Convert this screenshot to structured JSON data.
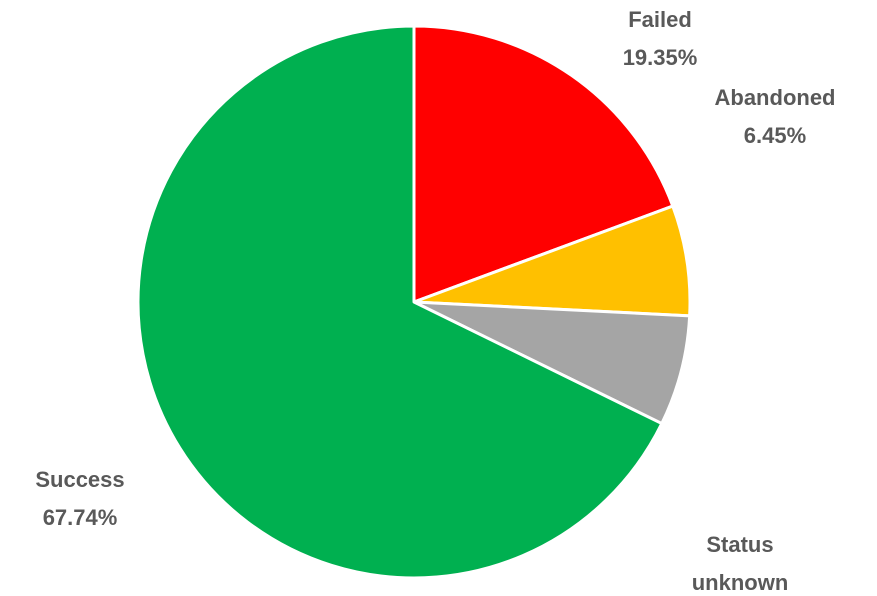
{
  "chart_data": {
    "type": "pie",
    "categories": [
      "Failed",
      "Abandoned",
      "Status unknown",
      "Success"
    ],
    "values": [
      19.35,
      6.45,
      6.46,
      67.74
    ],
    "value_labels": [
      "19.35%",
      "6.45%",
      null,
      "67.74%"
    ],
    "colors": [
      "#ff0000",
      "#ffc000",
      "#a5a5a5",
      "#00b050"
    ]
  }
}
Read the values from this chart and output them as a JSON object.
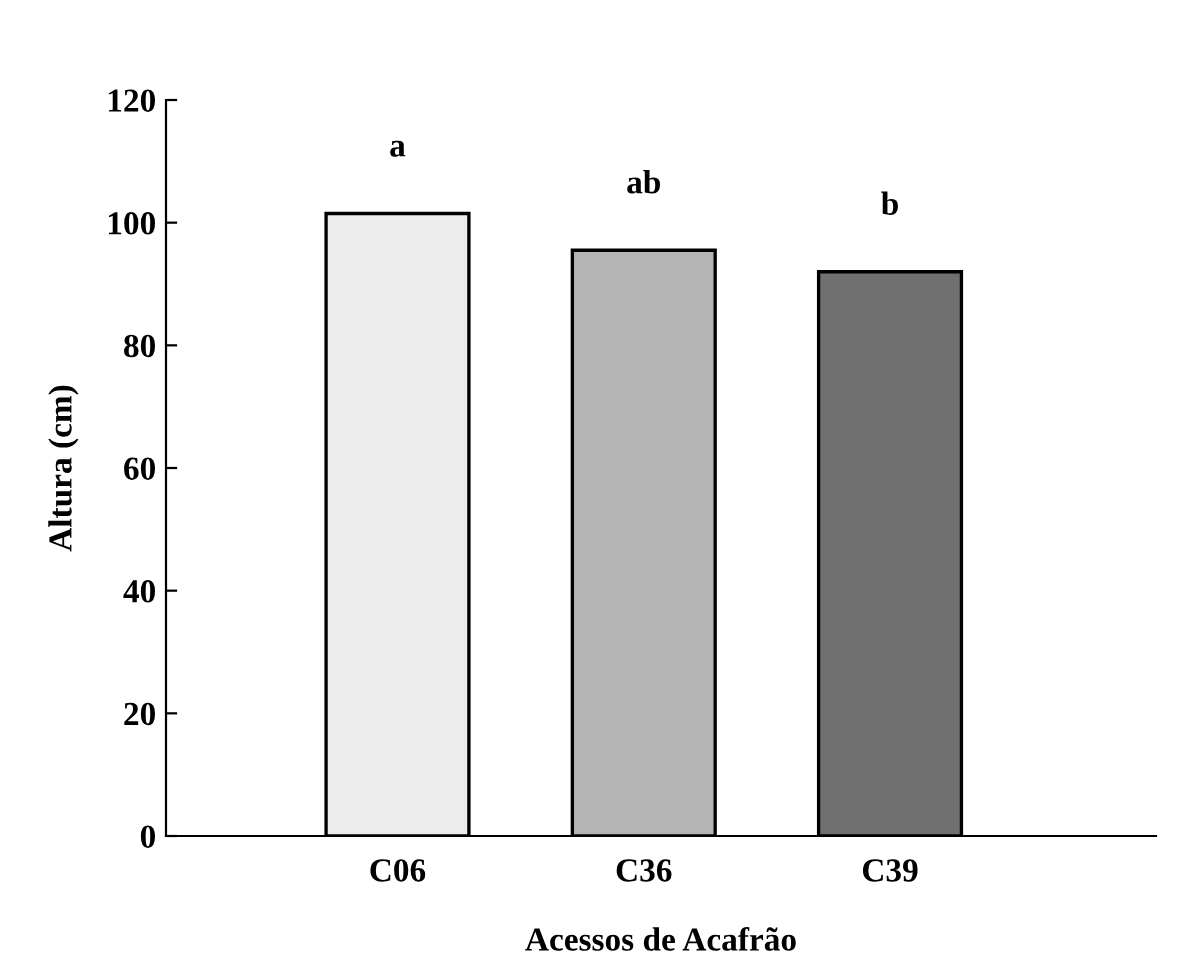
{
  "chart_data": {
    "type": "bar",
    "xlabel": "Acessos de Acafrão",
    "ylabel": "Altura (cm)",
    "categories": [
      "C06",
      "C36",
      "C39"
    ],
    "values": [
      101.5,
      95.5,
      92
    ],
    "colors": [
      "#ececec",
      "#b4b4b4",
      "#707070"
    ],
    "ylim": [
      0,
      120
    ],
    "yticks": [
      0,
      20,
      40,
      60,
      80,
      100,
      120
    ],
    "annotations": [
      {
        "text": "a",
        "x": "C06",
        "y": 101.5
      },
      {
        "text": "ab",
        "x": "C36",
        "y": 95.5
      },
      {
        "text": "b",
        "x": "C39",
        "y": 92
      }
    ],
    "grid": false,
    "legend": false
  }
}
▬▬▬▬▬▬
WHAT IS BEING ASKED: Retype all entries exactly as they appear, dropping the images.

WRITTEN REPLY:
Convert this screenshot to structured JSON data.
{
  "chart_data": {
    "type": "pie",
    "categories": [
      "Failed",
      "Abandoned",
      "Status unknown",
      "Success"
    ],
    "values": [
      19.35,
      6.45,
      6.46,
      67.74
    ],
    "value_labels": [
      "19.35%",
      "6.45%",
      null,
      "67.74%"
    ],
    "colors": [
      "#ff0000",
      "#ffc000",
      "#a5a5a5",
      "#00b050"
    ]
  }
}
Read the values from this chart and output them as a JSON object.
{
  "chart_data": {
    "type": "bar",
    "xlabel": "Acessos de Acafrão",
    "ylabel": "Altura (cm)",
    "categories": [
      "C06",
      "C36",
      "C39"
    ],
    "values": [
      101.5,
      95.5,
      92
    ],
    "colors": [
      "#ececec",
      "#b4b4b4",
      "#707070"
    ],
    "ylim": [
      0,
      120
    ],
    "yticks": [
      0,
      20,
      40,
      60,
      80,
      100,
      120
    ],
    "annotations": [
      {
        "text": "a",
        "x": "C06",
        "y": 101.5
      },
      {
        "text": "ab",
        "x": "C36",
        "y": 95.5
      },
      {
        "text": "b",
        "x": "C39",
        "y": 92
      }
    ],
    "grid": false,
    "legend": false
  }
}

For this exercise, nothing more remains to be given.